Return all entries precisely as they stand, without the images.

* Dataset excerpts
---------------

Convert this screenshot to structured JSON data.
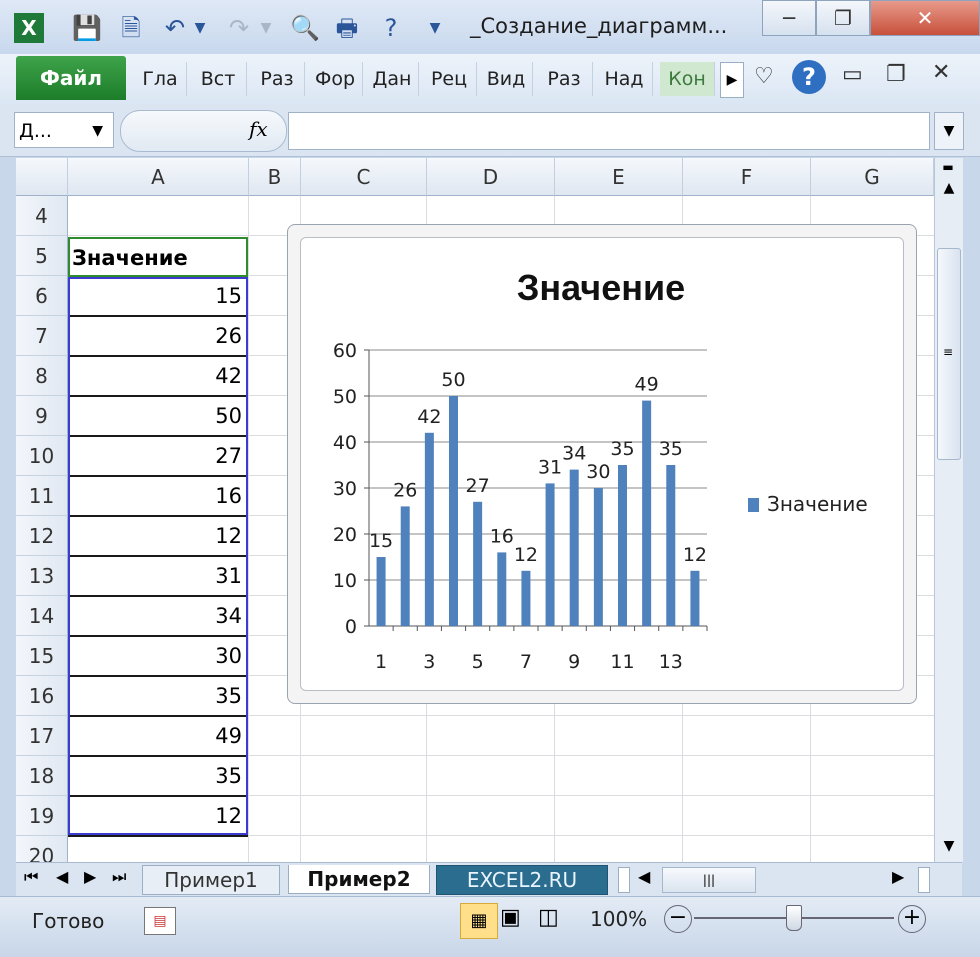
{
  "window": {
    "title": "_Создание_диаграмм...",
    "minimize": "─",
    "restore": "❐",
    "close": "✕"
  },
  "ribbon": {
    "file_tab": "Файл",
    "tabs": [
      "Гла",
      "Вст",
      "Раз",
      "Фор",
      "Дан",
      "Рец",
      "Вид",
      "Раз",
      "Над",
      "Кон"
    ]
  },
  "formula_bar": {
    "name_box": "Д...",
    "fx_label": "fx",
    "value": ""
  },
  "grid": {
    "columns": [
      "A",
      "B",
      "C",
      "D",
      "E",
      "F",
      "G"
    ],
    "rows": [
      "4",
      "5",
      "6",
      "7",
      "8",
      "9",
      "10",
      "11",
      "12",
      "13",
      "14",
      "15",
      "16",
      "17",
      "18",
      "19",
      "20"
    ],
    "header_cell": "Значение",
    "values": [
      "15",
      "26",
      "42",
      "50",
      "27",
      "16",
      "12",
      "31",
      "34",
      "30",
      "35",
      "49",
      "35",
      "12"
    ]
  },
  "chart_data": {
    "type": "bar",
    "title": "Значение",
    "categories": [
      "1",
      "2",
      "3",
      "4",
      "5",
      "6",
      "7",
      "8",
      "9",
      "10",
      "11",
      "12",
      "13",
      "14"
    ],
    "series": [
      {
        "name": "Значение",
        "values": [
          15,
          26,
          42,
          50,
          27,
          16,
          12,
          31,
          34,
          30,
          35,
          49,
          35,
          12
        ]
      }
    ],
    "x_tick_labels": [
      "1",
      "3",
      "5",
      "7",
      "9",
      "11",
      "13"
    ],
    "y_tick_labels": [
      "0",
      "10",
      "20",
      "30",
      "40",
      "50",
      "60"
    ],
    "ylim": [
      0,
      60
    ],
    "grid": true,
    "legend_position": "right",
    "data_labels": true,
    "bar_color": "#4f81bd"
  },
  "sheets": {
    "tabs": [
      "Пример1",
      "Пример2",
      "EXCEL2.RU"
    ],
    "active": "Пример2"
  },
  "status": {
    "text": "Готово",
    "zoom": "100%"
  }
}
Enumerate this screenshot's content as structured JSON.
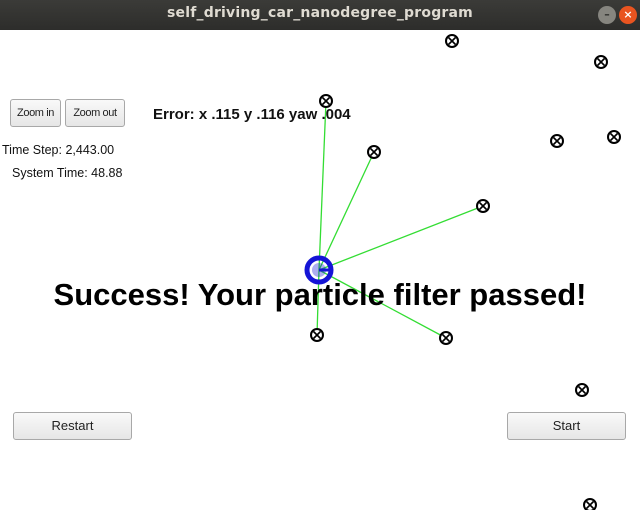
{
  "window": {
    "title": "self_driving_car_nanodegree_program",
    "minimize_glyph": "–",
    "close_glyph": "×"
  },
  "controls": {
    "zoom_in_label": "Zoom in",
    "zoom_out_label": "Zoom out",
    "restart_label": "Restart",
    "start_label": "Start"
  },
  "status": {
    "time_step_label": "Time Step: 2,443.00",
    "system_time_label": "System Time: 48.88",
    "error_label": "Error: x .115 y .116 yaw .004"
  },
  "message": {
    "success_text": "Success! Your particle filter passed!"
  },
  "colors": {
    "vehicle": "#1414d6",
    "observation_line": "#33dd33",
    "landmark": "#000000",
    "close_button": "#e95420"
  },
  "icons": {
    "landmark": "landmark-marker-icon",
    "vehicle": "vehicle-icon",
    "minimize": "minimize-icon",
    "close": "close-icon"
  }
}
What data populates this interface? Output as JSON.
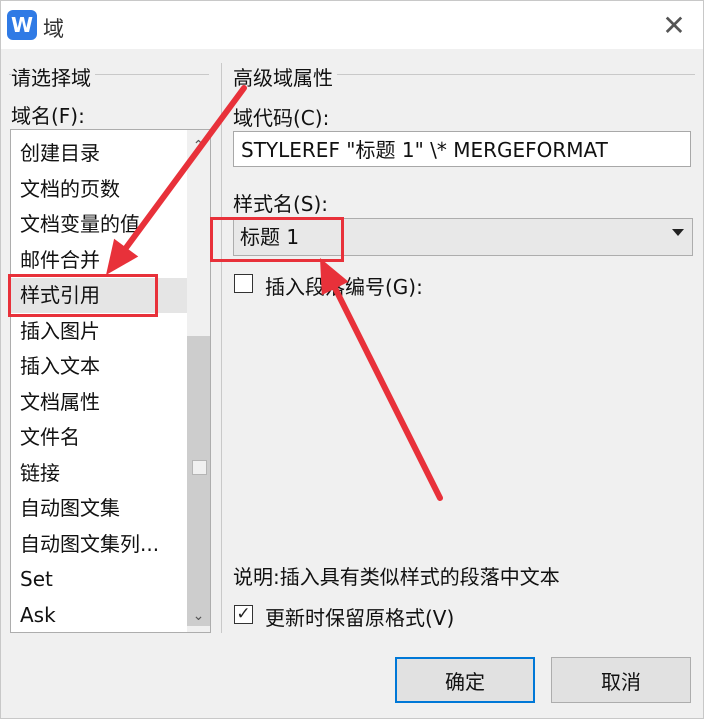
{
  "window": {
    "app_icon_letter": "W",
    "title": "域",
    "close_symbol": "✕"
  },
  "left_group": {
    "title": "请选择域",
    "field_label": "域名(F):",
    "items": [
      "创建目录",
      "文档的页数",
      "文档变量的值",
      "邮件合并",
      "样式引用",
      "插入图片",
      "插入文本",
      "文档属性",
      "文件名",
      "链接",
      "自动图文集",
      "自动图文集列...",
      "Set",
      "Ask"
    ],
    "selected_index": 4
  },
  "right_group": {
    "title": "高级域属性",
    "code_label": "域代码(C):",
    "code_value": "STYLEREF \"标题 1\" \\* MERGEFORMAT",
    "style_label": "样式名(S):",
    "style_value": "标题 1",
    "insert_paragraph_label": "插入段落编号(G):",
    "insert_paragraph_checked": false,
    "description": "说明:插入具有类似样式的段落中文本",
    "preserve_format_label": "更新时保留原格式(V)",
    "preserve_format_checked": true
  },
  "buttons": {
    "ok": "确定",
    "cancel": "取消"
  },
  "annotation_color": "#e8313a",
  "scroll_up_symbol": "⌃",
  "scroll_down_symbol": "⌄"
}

---------------

* Result of the task
Convert this screenshot to structured JSON data.
{
  "window": {
    "title": "_Создание_диаграмм...",
    "minimize": "─",
    "restore": "❐",
    "close": "✕"
  },
  "ribbon": {
    "file_tab": "Файл",
    "tabs": [
      "Гла",
      "Вст",
      "Раз",
      "Фор",
      "Дан",
      "Рец",
      "Вид",
      "Раз",
      "Над",
      "Кон"
    ]
  },
  "formula_bar": {
    "name_box": "Д...",
    "fx_label": "fx",
    "value": ""
  },
  "grid": {
    "columns": [
      "A",
      "B",
      "C",
      "D",
      "E",
      "F",
      "G"
    ],
    "rows": [
      "4",
      "5",
      "6",
      "7",
      "8",
      "9",
      "10",
      "11",
      "12",
      "13",
      "14",
      "15",
      "16",
      "17",
      "18",
      "19",
      "20"
    ],
    "header_cell": "Значение",
    "values": [
      "15",
      "26",
      "42",
      "50",
      "27",
      "16",
      "12",
      "31",
      "34",
      "30",
      "35",
      "49",
      "35",
      "12"
    ]
  },
  "chart_data": {
    "type": "bar",
    "title": "Значение",
    "categories": [
      "1",
      "2",
      "3",
      "4",
      "5",
      "6",
      "7",
      "8",
      "9",
      "10",
      "11",
      "12",
      "13",
      "14"
    ],
    "series": [
      {
        "name": "Значение",
        "values": [
          15,
          26,
          42,
          50,
          27,
          16,
          12,
          31,
          34,
          30,
          35,
          49,
          35,
          12
        ]
      }
    ],
    "x_tick_labels": [
      "1",
      "3",
      "5",
      "7",
      "9",
      "11",
      "13"
    ],
    "y_tick_labels": [
      "0",
      "10",
      "20",
      "30",
      "40",
      "50",
      "60"
    ],
    "ylim": [
      0,
      60
    ],
    "grid": true,
    "legend_position": "right",
    "data_labels": true,
    "bar_color": "#4f81bd"
  },
  "sheets": {
    "tabs": [
      "Пример1",
      "Пример2",
      "EXCEL2.RU"
    ],
    "active": "Пример2"
  },
  "status": {
    "text": "Готово",
    "zoom": "100%"
  }
}
Enumerate this screenshot's content as structured JSON.
{
  "window": {
    "title": "self_driving_car_nanodegree_program",
    "minimize_glyph": "–",
    "close_glyph": "×"
  },
  "controls": {
    "zoom_in_label": "Zoom in",
    "zoom_out_label": "Zoom out",
    "restart_label": "Restart",
    "start_label": "Start"
  },
  "status": {
    "time_step_label": "Time Step: 2,443.00",
    "system_time_label": "System Time: 48.88",
    "error_label": "Error: x .115 y .116 yaw .004"
  },
  "message": {
    "success_text": "Success! Your particle filter passed!"
  },
  "colors": {
    "vehicle": "#1414d6",
    "observation_line": "#33dd33",
    "landmark": "#000000",
    "close_button": "#e95420"
  },
  "icons": {
    "landmark": "landmark-marker-icon",
    "vehicle": "vehicle-icon",
    "minimize": "minimize-icon",
    "close": "close-icon"
  }
}
What data populates this interface? Output as JSON.
{
  "window": {
    "app_icon_letter": "W",
    "title": "域",
    "close_symbol": "✕"
  },
  "left_group": {
    "title": "请选择域",
    "field_label": "域名(F):",
    "items": [
      "创建目录",
      "文档的页数",
      "文档变量的值",
      "邮件合并",
      "样式引用",
      "插入图片",
      "插入文本",
      "文档属性",
      "文件名",
      "链接",
      "自动图文集",
      "自动图文集列...",
      "Set",
      "Ask"
    ],
    "selected_index": 4
  },
  "right_group": {
    "title": "高级域属性",
    "code_label": "域代码(C):",
    "code_value": "STYLEREF \"标题 1\" \\* MERGEFORMAT",
    "style_label": "样式名(S):",
    "style_value": "标题 1",
    "insert_paragraph_label": "插入段落编号(G):",
    "insert_paragraph_checked": false,
    "description": "说明:插入具有类似样式的段落中文本",
    "preserve_format_label": "更新时保留原格式(V)",
    "preserve_format_checked": true
  },
  "buttons": {
    "ok": "确定",
    "cancel": "取消"
  },
  "annotation_color": "#e8313a",
  "scroll_up_symbol": "⌃",
  "scroll_down_symbol": "⌄"
}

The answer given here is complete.